• GIVEN EXERCISE
Write each line out exactly, leaving none out.

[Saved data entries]

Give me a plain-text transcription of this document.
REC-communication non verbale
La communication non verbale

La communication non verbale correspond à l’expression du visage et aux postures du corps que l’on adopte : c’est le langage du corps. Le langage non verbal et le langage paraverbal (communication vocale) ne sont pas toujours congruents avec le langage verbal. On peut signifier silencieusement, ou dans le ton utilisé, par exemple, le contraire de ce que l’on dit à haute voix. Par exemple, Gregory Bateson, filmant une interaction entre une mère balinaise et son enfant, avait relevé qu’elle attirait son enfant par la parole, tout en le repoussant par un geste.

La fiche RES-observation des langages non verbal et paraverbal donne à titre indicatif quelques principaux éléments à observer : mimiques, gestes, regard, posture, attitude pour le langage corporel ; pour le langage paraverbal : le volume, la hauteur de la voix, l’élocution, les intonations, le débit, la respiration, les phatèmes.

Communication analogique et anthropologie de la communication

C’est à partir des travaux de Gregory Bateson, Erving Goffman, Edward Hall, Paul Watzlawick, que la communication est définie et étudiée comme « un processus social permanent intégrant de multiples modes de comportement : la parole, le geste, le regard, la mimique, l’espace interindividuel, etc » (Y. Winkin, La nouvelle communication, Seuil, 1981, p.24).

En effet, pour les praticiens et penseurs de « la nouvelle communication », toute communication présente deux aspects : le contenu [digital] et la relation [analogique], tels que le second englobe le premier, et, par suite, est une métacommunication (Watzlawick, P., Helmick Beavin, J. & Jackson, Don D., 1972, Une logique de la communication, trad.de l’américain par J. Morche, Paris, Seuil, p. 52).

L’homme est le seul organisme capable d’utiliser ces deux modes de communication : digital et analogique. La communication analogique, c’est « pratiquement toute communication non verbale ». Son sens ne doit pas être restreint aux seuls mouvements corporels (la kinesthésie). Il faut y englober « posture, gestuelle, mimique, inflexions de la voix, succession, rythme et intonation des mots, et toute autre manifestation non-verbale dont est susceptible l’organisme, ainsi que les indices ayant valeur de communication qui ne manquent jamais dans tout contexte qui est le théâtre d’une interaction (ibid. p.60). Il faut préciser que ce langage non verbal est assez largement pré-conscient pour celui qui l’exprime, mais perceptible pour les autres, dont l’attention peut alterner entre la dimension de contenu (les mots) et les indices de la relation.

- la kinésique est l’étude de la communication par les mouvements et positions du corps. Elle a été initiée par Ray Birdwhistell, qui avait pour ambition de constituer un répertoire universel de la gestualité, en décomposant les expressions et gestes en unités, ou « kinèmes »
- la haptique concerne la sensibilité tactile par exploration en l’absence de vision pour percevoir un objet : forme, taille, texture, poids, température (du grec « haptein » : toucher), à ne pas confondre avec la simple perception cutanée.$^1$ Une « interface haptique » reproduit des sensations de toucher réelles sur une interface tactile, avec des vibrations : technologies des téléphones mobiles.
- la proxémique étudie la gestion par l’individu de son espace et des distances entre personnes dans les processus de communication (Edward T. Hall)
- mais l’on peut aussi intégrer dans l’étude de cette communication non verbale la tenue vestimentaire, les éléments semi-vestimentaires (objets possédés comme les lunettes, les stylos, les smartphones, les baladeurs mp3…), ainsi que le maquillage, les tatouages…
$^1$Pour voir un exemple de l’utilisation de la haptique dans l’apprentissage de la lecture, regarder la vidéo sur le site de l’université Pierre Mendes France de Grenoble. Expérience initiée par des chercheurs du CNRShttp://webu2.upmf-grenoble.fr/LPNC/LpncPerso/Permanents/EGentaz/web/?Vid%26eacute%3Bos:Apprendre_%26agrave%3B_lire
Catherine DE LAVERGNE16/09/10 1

• EXERCISE ANSWER
Give me a plain-text transcription of this document.
REC-communication non verbale
La communication non verbale

La communication non verbale correspond à l’expression du visage et aux postures du corps que l’on adopte : c’est le langage du corps. Le langage non verbal et le langage paraverbal (communication vocale) ne sont pas toujours congruents avec le langage verbal. On peut signifier silencieusement, ou dans le ton utilisé, par exemple, le contraire de ce que l’on dit à haute voix. Par exemple, Gregory Bateson, filmant une interaction entre une mère balinaise et son enfant, avait relevé qu’elle attirait son enfant par la parole, tout en le repoussant par un geste.

La fiche RES-observation des langages non verbal et paraverbal donne à titre indicatif quelques principaux éléments à observer : mimiques, gestes, regard, posture, attitude pour le langage corporel ; pour le langage paraverbal : le volume, la hauteur de la voix, l’élocution, les intonations, le débit, la respiration, les phatèmes.

Communication analogique et anthropologie de la communication

C’est à partir des travaux de Gregory Bateson, Erving Goffman, Edward Hall, Paul Watzlawick, que la communication est définie et étudiée comme « un processus social permanent intégrant de multiples modes de comportement : la parole, le geste, le regard, la mimique, l’espace interindividuel, etc » (Y. Winkin, La nouvelle communication, Seuil, 1981, p.24).

En effet, pour les praticiens et penseurs de « la nouvelle communication », toute communication présente deux aspects : le contenu [digital] et la relation [analogique], tels que le second englobe le premier, et, par suite, est une métacommunication (Watzlawick, P., Helmick Beavin, J. & Jackson, Don D., 1972, Une logique de la communication, trad.de l’américain par J. Morche, Paris, Seuil, p. 52).

L’homme est le seul organisme capable d’utiliser ces deux modes de communication : digital et analogique. La communication analogique, c’est « pratiquement toute communication non verbale ». Son sens ne doit pas être restreint aux seuls mouvements corporels (la kinesthésie). Il faut y englober « posture, gestuelle, mimique, inflexions de la voix, succession, rythme et intonation des mots, et toute autre manifestation non-verbale dont est susceptible l’organisme, ainsi que les indices ayant valeur de communication qui ne manquent jamais dans tout contexte qui est le théâtre d’une interaction (ibid. p.60). Il faut préciser que ce langage non verbal est assez largement pré-conscient pour celui qui l’exprime, mais perceptible pour les autres, dont l’attention peut alterner entre la dimension de contenu (les mots) et les indices de la relation.

- la kinésique est l’étude de la communication par les mouvements et positions du corps. Elle a été initiée par Ray Birdwhistell, qui avait pour ambition de constituer un répertoire universel de la gestualité, en décomposant les expressions et gestes en unités, ou « kinèmes »
- la haptique concerne la sensibilité tactile par exploration en l’absence de vision pour percevoir un objet : forme, taille, texture, poids, température (du grec « haptein » : toucher), à ne pas confondre avec la simple perception cutanée.$^1$ Une « interface haptique » reproduit des sensations de toucher réelles sur une interface tactile, avec des vibrations : technologies des téléphones mobiles.
- la proxémique étudie la gestion par l’individu de son espace et des distances entre personnes dans les processus de communication (Edward T. Hall)
- mais l’on peut aussi intégrer dans l’étude de cette communication non verbale la tenue vestimentaire, les éléments semi-vestimentaires (objets possédés comme les lunettes, les stylos, les smartphones, les baladeurs mp3…), ainsi que le maquillage, les tatouages…
$^1$Pour voir un exemple de l’utilisation de la haptique dans l’apprentissage de la lecture, regarder la vidéo sur le site de l’université Pierre Mendes France de Grenoble. Expérience initiée par des chercheurs du CNRShttp://webu2.upmf-grenoble.fr/LPNC/LpncPerso/Permanents/EGentaz/web/?Vid%26eacute%3Bos:Apprendre_%26agrave%3B_lire
Catherine DE LAVERGNE16/09/10 1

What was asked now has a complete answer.